/---
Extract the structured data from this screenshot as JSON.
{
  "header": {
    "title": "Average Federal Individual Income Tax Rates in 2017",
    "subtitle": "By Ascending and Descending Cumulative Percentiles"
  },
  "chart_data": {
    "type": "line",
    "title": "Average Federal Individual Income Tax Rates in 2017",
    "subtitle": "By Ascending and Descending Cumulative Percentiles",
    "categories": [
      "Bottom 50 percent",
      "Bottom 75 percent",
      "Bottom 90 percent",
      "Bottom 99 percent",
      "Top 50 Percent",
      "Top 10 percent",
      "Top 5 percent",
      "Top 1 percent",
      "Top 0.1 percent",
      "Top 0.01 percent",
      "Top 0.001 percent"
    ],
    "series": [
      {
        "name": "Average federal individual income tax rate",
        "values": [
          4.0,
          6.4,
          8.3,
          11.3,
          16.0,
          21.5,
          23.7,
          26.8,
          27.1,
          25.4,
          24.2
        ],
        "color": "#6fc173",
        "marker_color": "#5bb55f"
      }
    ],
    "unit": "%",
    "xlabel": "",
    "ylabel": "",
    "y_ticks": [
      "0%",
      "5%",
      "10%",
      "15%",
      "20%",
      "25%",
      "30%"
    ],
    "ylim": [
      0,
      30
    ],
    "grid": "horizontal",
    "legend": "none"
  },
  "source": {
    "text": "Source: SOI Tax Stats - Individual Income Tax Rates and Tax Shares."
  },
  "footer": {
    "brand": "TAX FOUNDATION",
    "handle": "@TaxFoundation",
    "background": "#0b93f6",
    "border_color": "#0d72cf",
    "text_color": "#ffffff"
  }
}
\---
Quote each line of the listing above exactly.

CORRECT RESULT =
Extract the structured data from this screenshot as JSON.
{
  "header": {
    "title": "Average Federal Individual Income Tax Rates in 2017",
    "subtitle": "By Ascending and Descending Cumulative Percentiles"
  },
  "chart_data": {
    "type": "line",
    "title": "Average Federal Individual Income Tax Rates in 2017",
    "subtitle": "By Ascending and Descending Cumulative Percentiles",
    "categories": [
      "Bottom 50 percent",
      "Bottom 75 percent",
      "Bottom 90 percent",
      "Bottom 99 percent",
      "Top 50 Percent",
      "Top 10 percent",
      "Top 5 percent",
      "Top 1 percent",
      "Top 0.1 percent",
      "Top 0.01 percent",
      "Top 0.001 percent"
    ],
    "series": [
      {
        "name": "Average federal individual income tax rate",
        "values": [
          4.0,
          6.4,
          8.3,
          11.3,
          16.0,
          21.5,
          23.7,
          26.8,
          27.1,
          25.4,
          24.2
        ],
        "color": "#6fc173",
        "marker_color": "#5bb55f"
      }
    ],
    "unit": "%",
    "xlabel": "",
    "ylabel": "",
    "y_ticks": [
      "0%",
      "5%",
      "10%",
      "15%",
      "20%",
      "25%",
      "30%"
    ],
    "ylim": [
      0,
      30
    ],
    "grid": "horizontal",
    "legend": "none"
  },
  "source": {
    "text": "Source: SOI Tax Stats - Individual Income Tax Rates and Tax Shares."
  },
  "footer": {
    "brand": "TAX FOUNDATION",
    "handle": "@TaxFoundation",
    "background": "#0b93f6",
    "border_color": "#0d72cf",
    "text_color": "#ffffff"
  }
}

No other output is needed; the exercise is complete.